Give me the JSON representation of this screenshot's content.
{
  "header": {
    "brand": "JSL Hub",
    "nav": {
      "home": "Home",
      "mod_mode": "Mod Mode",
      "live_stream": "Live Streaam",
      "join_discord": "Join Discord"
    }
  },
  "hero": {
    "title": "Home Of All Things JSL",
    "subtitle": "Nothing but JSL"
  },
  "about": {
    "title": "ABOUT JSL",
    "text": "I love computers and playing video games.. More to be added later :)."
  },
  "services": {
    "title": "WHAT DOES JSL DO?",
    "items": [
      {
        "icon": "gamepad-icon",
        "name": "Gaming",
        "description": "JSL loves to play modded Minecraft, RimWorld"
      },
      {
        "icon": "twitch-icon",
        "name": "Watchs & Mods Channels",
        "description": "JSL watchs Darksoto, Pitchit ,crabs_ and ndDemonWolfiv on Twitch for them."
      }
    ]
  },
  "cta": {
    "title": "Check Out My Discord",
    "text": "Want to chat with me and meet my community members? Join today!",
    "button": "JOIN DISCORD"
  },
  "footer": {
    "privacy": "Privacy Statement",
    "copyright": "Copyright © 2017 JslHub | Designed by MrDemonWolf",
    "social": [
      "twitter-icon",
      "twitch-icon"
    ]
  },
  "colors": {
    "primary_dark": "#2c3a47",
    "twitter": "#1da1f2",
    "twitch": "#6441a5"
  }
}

* * *

Looking at the records above, work out how many lines include the word "text", then give that number by itself.

▸ EXERCISE OUTPUT
2